• [WHAT TO PRODUCE]: In the records below, pick out all lines containing the word "están".

• [LISTING]:
★ ★ ★ ★ ★ ★ ★
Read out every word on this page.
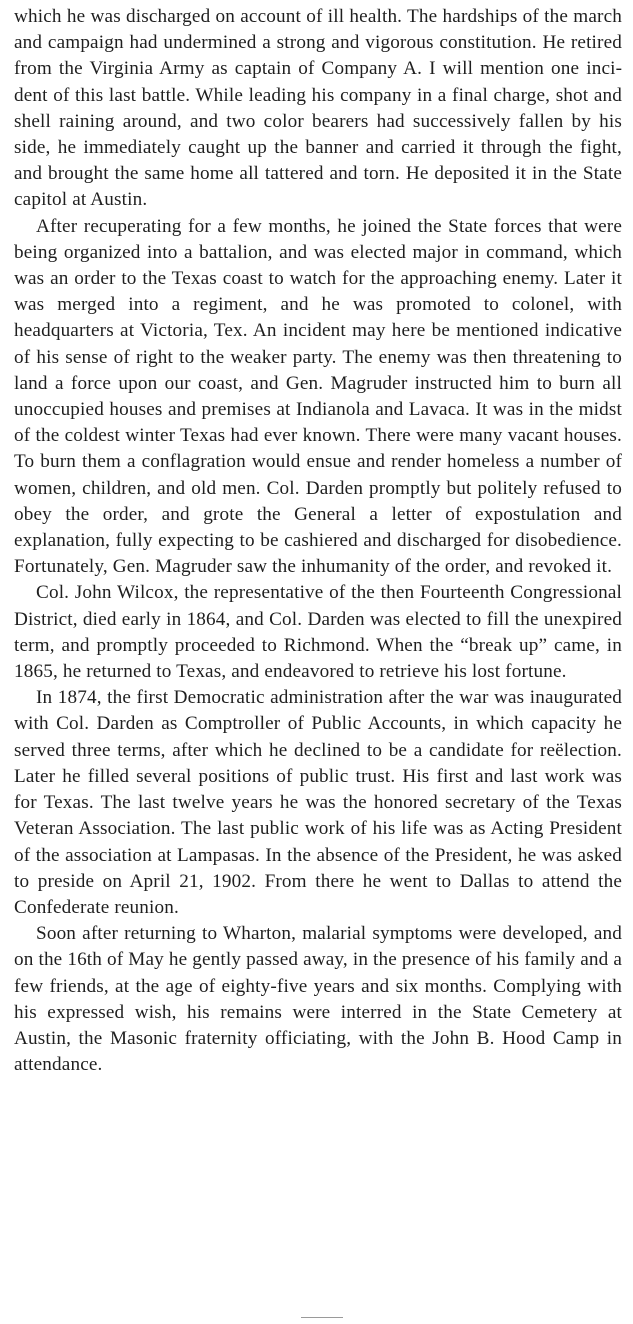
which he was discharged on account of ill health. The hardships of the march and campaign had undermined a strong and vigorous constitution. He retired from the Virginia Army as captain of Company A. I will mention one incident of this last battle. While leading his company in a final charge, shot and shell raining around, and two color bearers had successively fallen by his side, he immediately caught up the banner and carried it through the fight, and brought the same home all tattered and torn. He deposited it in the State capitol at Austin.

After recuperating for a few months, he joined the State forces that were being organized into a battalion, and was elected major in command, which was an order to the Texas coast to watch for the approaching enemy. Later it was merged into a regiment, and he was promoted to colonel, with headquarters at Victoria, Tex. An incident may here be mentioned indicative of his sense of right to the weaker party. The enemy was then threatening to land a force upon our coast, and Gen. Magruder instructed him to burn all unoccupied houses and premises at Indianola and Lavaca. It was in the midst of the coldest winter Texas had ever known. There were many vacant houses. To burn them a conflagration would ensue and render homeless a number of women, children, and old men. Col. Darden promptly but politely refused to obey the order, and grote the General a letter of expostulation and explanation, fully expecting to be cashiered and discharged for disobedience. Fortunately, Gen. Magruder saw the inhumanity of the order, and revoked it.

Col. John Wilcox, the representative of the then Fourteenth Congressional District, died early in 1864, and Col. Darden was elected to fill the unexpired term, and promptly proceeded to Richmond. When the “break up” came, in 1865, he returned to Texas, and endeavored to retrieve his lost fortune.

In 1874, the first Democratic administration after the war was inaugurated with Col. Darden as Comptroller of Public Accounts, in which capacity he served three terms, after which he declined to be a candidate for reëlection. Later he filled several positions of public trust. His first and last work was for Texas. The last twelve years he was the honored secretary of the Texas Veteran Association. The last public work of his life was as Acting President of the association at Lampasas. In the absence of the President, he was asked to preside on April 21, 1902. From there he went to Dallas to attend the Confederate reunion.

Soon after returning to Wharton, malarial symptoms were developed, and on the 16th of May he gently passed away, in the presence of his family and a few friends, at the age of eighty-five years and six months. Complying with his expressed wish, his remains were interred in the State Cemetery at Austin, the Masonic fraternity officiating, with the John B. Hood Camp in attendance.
★ ★ ★ ★ ★ ★ ★
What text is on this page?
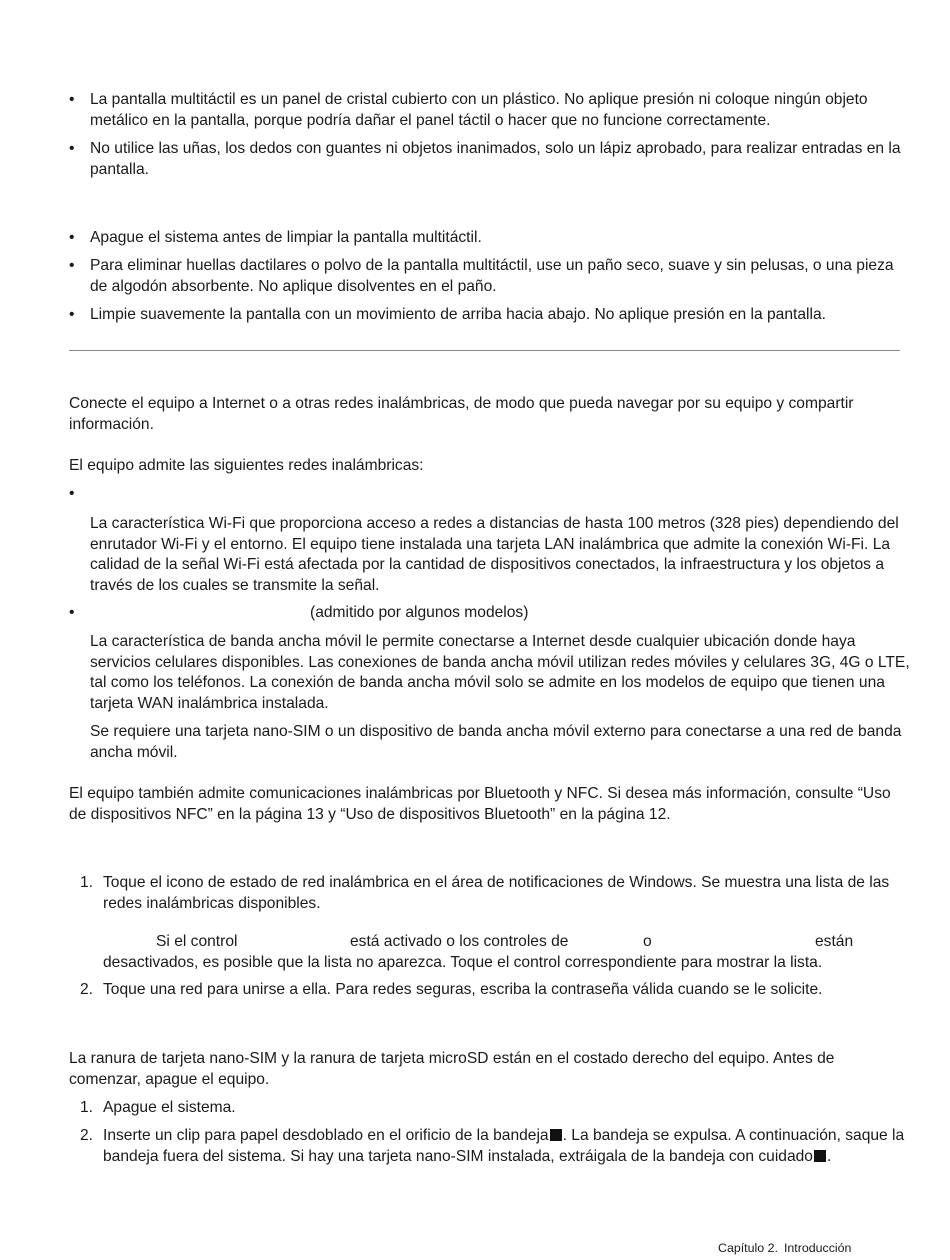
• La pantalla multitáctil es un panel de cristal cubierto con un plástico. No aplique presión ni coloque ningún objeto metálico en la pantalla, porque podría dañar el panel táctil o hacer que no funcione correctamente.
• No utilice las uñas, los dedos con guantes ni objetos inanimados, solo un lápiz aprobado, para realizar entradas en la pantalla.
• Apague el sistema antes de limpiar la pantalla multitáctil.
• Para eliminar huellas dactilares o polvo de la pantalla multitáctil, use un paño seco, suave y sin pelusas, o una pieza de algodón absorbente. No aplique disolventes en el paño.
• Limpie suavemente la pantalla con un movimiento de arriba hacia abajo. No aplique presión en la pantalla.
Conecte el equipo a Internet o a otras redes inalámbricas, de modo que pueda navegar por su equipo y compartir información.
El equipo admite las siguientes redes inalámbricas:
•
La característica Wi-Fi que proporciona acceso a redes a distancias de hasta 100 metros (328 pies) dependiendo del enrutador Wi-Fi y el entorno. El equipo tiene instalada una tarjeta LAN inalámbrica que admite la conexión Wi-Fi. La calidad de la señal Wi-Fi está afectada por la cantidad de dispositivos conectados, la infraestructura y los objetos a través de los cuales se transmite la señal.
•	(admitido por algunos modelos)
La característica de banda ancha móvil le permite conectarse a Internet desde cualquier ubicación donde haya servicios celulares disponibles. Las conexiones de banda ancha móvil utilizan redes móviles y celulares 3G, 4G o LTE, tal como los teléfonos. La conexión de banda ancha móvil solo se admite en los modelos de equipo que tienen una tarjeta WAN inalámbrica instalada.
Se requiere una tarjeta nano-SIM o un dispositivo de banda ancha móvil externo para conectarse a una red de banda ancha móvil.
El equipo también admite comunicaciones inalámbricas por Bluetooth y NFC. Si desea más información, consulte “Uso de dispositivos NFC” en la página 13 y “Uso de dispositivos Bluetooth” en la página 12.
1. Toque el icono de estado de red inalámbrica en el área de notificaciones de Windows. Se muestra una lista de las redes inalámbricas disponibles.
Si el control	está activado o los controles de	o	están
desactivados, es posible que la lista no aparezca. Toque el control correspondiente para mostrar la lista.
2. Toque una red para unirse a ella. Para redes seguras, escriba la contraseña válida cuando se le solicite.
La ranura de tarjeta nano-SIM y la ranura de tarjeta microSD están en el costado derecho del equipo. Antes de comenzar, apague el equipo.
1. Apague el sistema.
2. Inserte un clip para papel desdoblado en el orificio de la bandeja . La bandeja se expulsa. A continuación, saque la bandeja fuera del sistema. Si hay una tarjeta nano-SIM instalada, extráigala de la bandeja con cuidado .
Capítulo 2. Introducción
★ ★ ★ ★ ★ ★ ★
• [RESPONSE FOR THIS EXERCISE]:
Si el control	está activado o los controles de	o	están
La ranura de tarjeta nano-SIM y la ranura de tarjeta microSD están en el costado derecho del equipo. Antes de comenzar, apague el equipo.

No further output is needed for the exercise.